## What you will do
What's needed is an exact copy of the lines from the one that contains "Output the text content of this document." to the end of the data below, leaving the pictures out.

## Input for this task
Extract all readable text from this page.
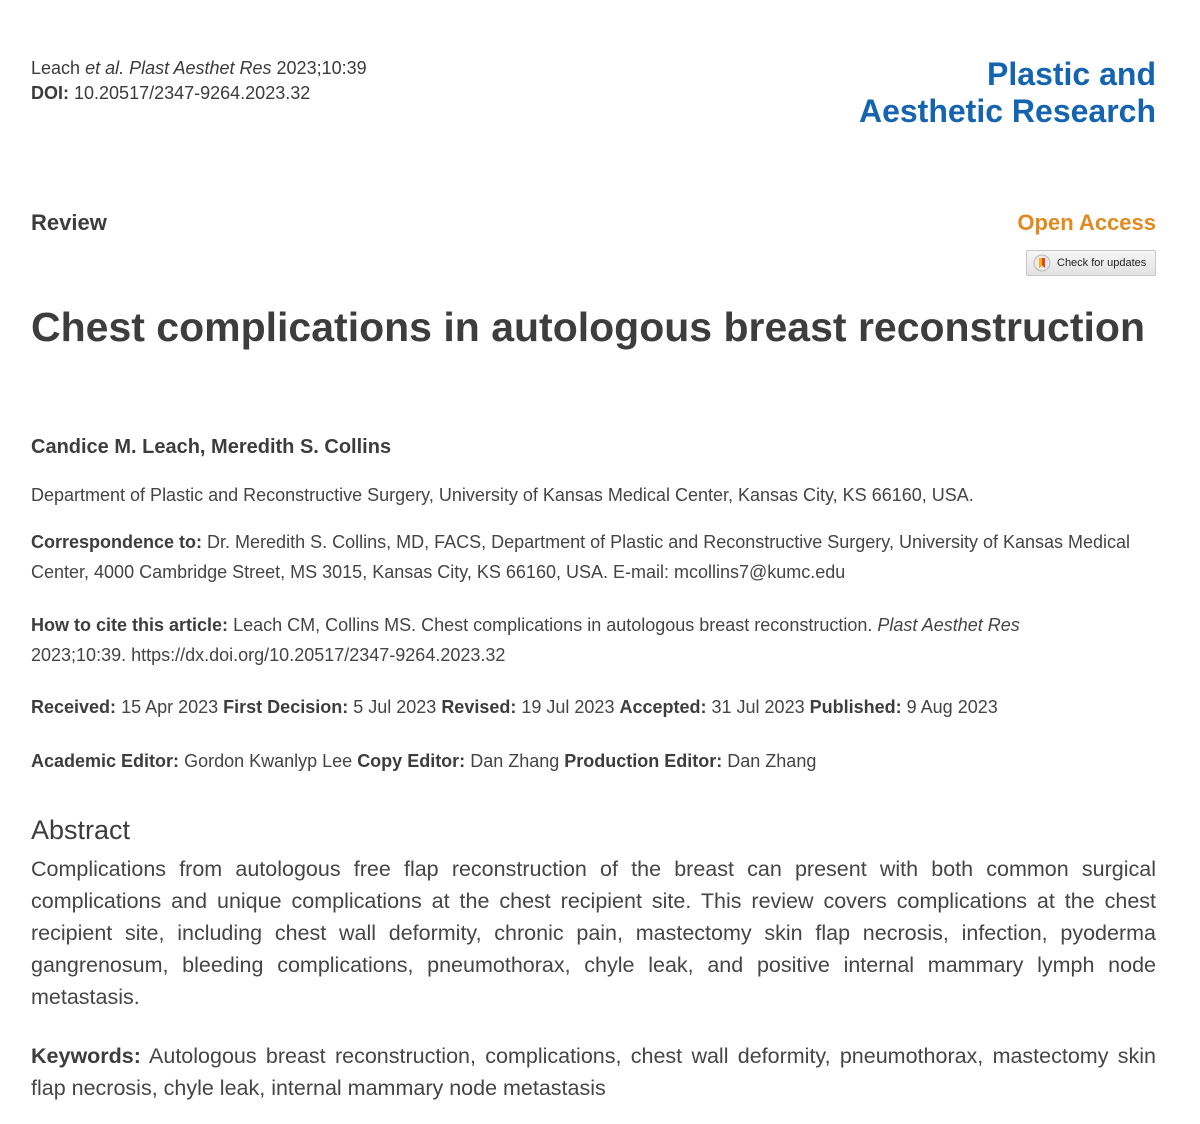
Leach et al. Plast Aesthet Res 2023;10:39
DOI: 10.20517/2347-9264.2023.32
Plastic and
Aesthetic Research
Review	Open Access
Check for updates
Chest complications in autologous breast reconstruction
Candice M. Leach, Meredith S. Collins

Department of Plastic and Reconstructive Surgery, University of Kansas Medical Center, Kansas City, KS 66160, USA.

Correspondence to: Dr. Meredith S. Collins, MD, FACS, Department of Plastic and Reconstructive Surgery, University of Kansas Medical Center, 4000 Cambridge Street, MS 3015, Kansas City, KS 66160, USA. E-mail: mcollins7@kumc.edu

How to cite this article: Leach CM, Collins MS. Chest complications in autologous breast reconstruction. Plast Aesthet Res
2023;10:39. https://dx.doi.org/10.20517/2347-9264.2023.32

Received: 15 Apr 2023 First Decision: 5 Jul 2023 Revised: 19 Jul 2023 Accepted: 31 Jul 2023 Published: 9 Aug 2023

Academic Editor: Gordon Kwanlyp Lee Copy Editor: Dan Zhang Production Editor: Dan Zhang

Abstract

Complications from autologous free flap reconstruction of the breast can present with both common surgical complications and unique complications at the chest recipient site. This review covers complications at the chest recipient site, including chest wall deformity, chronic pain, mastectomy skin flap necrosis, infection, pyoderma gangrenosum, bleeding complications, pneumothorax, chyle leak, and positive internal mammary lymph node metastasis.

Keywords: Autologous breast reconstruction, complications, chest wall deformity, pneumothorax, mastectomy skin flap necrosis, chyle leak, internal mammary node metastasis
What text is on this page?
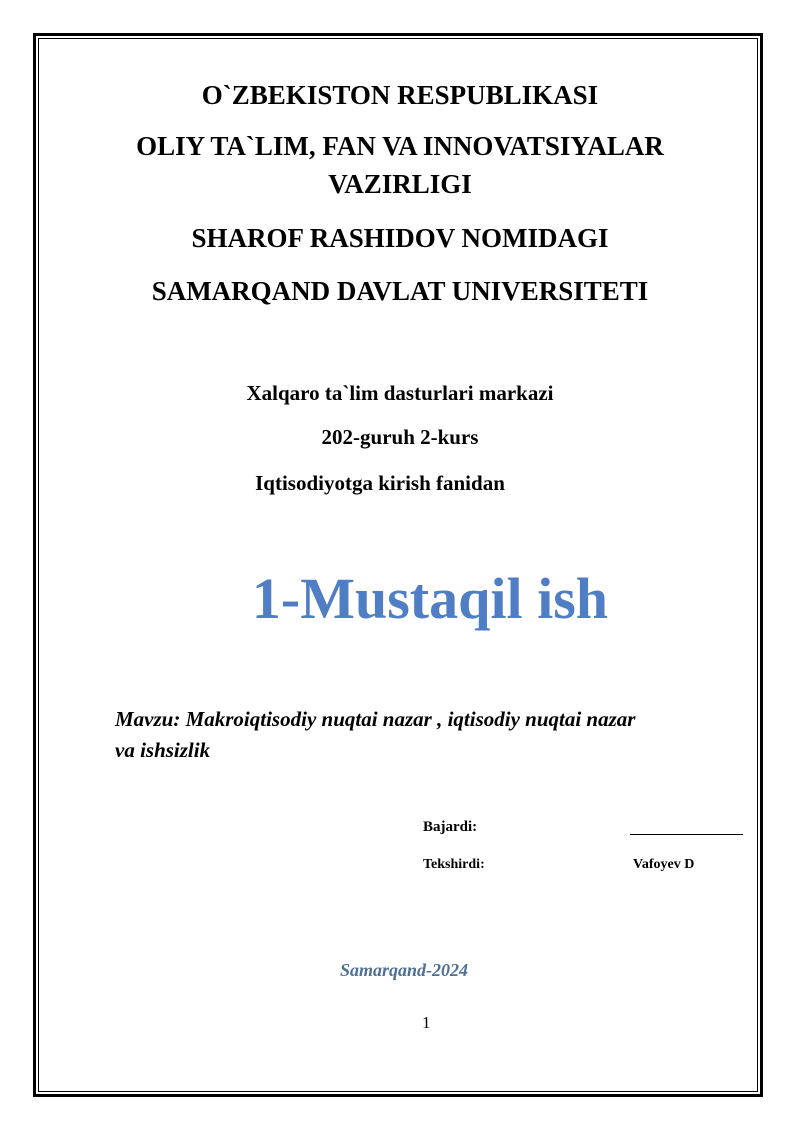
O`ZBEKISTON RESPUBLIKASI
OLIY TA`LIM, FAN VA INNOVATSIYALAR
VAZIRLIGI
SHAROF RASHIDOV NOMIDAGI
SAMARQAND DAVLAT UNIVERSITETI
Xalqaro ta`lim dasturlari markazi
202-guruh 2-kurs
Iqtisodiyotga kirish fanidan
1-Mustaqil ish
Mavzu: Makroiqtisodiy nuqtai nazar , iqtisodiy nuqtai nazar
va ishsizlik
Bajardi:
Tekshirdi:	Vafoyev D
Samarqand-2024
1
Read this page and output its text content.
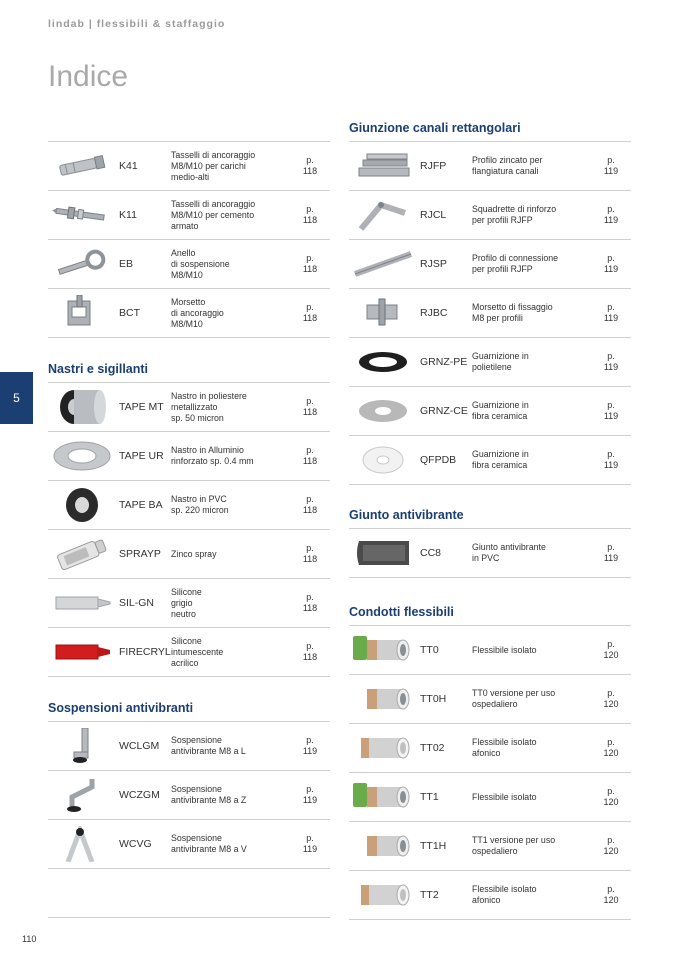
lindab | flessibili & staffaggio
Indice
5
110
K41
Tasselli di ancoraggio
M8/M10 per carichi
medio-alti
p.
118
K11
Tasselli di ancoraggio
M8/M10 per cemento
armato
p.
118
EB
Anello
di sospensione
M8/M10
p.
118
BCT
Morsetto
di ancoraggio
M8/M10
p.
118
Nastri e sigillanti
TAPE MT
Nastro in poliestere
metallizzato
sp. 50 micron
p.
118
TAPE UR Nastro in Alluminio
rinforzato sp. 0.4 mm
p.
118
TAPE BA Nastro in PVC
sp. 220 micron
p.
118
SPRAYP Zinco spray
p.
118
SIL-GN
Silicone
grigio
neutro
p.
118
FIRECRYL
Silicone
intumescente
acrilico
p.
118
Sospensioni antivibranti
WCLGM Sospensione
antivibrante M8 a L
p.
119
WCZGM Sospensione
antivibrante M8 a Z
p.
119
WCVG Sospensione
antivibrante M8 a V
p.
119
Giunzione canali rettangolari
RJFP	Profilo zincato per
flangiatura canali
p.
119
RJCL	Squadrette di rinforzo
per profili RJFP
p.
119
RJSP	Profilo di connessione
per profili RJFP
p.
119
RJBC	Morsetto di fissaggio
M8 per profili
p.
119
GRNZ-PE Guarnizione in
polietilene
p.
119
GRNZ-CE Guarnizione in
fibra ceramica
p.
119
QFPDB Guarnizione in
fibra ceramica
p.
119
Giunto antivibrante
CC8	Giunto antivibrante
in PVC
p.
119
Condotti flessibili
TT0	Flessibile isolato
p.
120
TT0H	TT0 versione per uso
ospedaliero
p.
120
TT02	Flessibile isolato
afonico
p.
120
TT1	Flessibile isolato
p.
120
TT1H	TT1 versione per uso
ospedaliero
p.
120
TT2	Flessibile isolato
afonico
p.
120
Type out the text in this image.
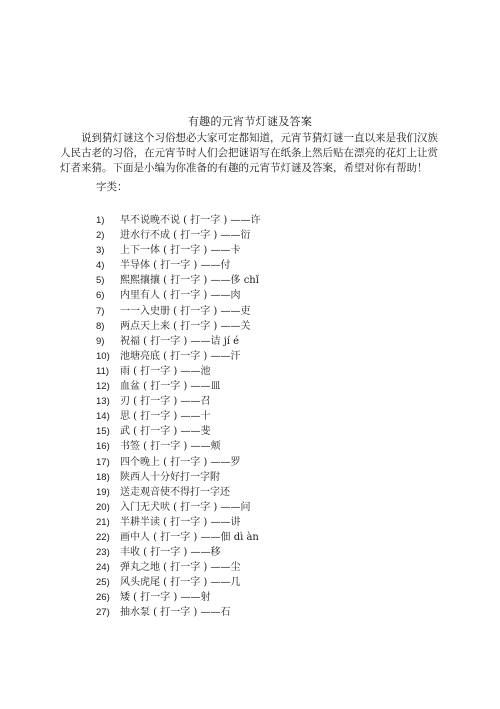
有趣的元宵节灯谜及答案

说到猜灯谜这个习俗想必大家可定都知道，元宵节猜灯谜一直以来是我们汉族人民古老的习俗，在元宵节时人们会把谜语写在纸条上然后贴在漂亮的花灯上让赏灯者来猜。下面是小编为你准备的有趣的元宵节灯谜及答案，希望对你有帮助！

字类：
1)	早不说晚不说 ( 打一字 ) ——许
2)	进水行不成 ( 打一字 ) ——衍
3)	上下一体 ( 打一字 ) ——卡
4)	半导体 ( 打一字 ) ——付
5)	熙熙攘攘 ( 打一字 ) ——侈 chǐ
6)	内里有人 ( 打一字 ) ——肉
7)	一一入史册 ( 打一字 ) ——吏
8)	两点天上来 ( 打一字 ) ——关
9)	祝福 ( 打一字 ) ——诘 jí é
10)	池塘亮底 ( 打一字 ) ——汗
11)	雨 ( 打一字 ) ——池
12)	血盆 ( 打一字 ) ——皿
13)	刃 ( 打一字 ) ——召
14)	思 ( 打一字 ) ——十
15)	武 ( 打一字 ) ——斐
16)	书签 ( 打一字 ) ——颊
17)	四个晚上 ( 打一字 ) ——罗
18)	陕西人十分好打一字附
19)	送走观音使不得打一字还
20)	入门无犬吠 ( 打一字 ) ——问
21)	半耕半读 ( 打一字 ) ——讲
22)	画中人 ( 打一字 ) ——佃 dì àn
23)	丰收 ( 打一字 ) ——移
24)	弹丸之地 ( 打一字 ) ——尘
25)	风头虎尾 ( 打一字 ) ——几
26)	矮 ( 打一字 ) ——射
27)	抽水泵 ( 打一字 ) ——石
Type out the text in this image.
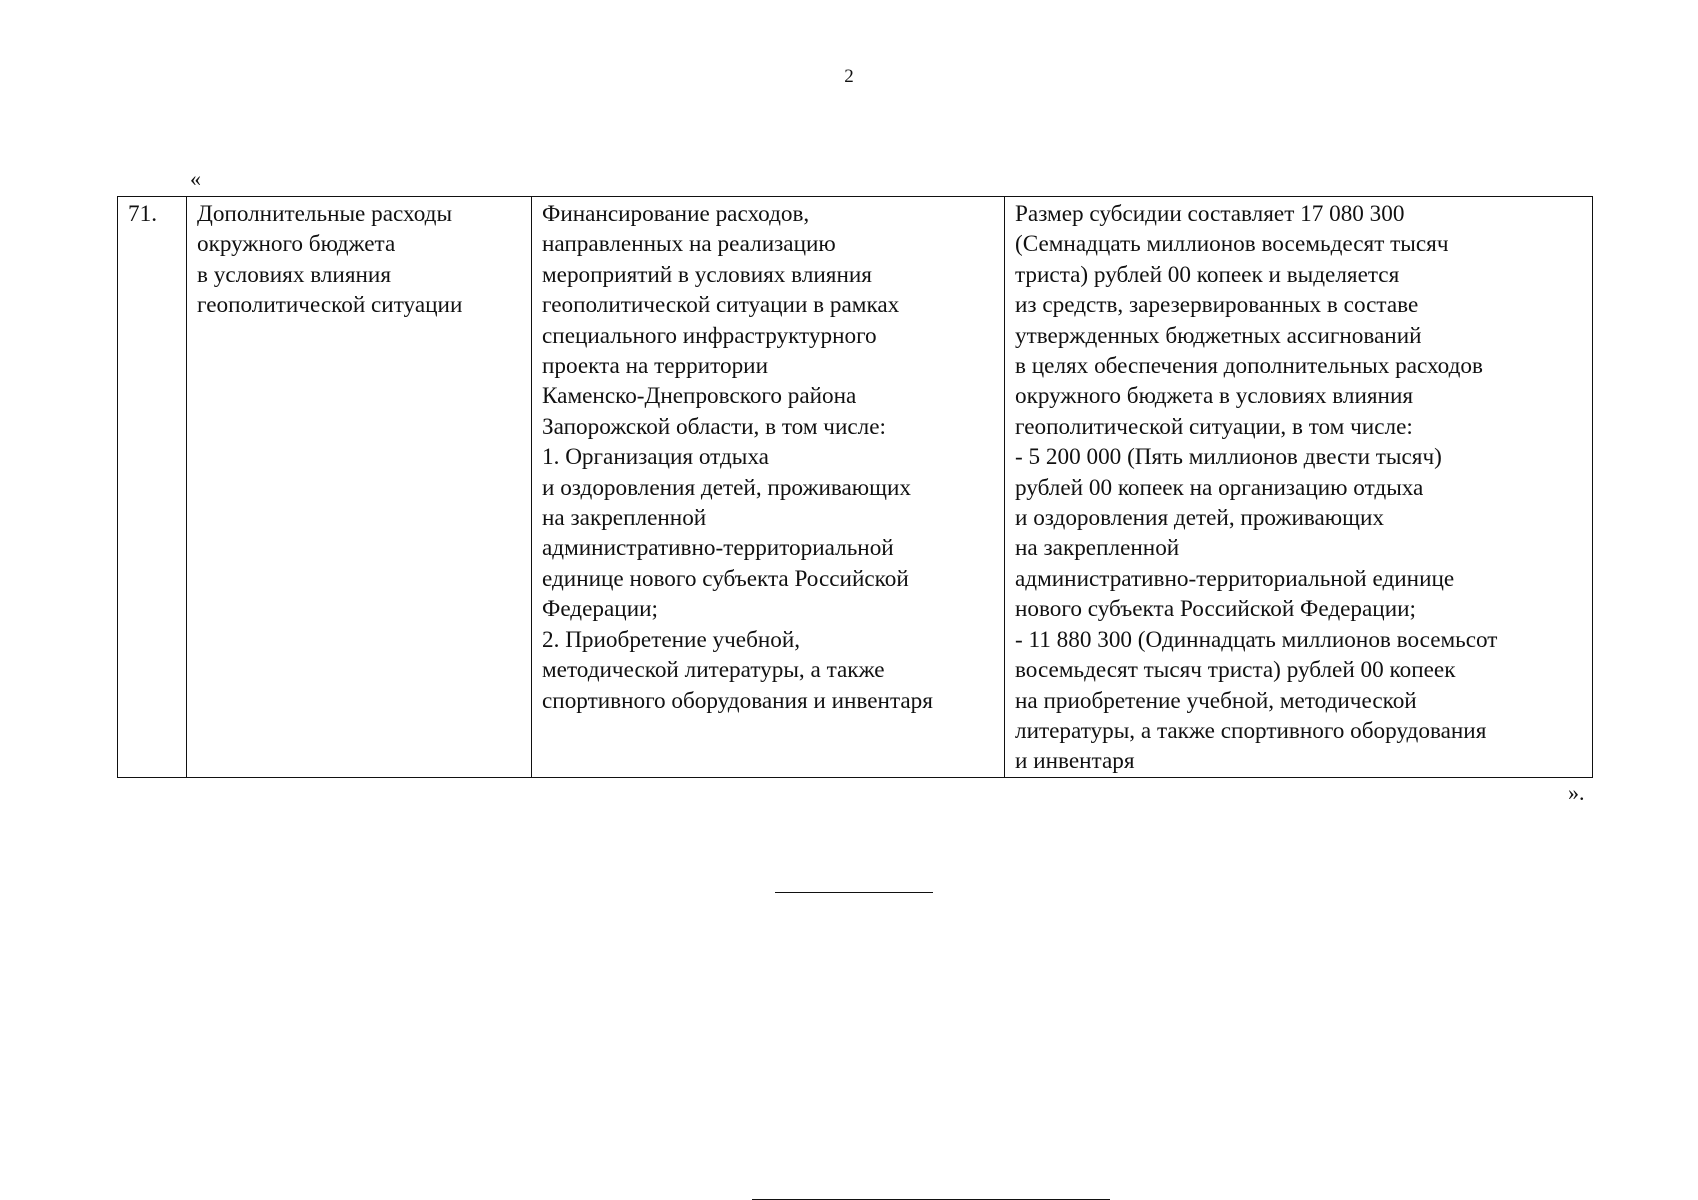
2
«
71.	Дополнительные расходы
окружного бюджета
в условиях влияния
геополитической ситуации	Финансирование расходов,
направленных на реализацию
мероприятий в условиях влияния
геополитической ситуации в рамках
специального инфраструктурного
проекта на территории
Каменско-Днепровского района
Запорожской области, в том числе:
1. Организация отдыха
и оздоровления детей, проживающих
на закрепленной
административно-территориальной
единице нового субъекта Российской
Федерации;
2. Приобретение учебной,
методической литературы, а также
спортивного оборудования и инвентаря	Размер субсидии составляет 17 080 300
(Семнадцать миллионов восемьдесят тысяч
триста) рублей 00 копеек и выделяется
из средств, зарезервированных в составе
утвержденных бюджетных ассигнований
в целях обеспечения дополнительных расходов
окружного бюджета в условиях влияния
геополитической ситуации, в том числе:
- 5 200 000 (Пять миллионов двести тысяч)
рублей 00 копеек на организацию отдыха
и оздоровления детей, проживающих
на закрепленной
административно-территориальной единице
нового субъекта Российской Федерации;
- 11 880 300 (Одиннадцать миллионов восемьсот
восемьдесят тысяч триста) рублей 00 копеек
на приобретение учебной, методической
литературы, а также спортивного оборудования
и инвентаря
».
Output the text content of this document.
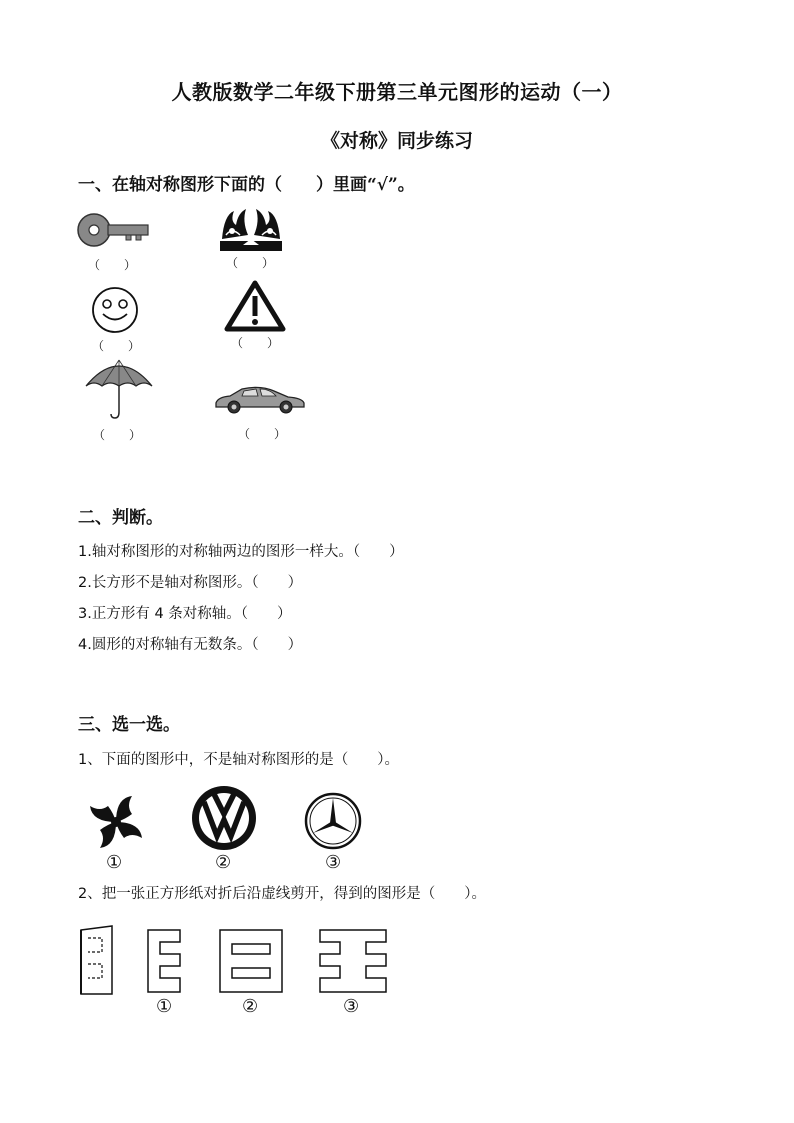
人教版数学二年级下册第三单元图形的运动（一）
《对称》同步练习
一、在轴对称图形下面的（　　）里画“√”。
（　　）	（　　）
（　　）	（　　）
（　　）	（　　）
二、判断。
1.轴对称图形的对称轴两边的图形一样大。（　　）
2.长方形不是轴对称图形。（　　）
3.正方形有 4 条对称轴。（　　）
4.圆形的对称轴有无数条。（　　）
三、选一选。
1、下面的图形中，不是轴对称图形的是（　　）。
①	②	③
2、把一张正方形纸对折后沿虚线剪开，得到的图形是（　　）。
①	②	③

## Solution below
Output the text content of this document.
人教版数学二年级下册第三单元图形的运动（一）
《对称》同步练习
一、在轴对称图形下面的（　　）里画“√”。
（　　）	（　　）
（　　）	（　　）
（　　）	（　　）
二、判断。
1.轴对称图形的对称轴两边的图形一样大。（　　）
2.长方形不是轴对称图形。（　　）
3.正方形有 4 条对称轴。（　　）
4.圆形的对称轴有无数条。（　　）
三、选一选。
1、下面的图形中，不是轴对称图形的是（　　）。
①	②	③
2、把一张正方形纸对折后沿虚线剪开，得到的图形是（　　）。
①	②	③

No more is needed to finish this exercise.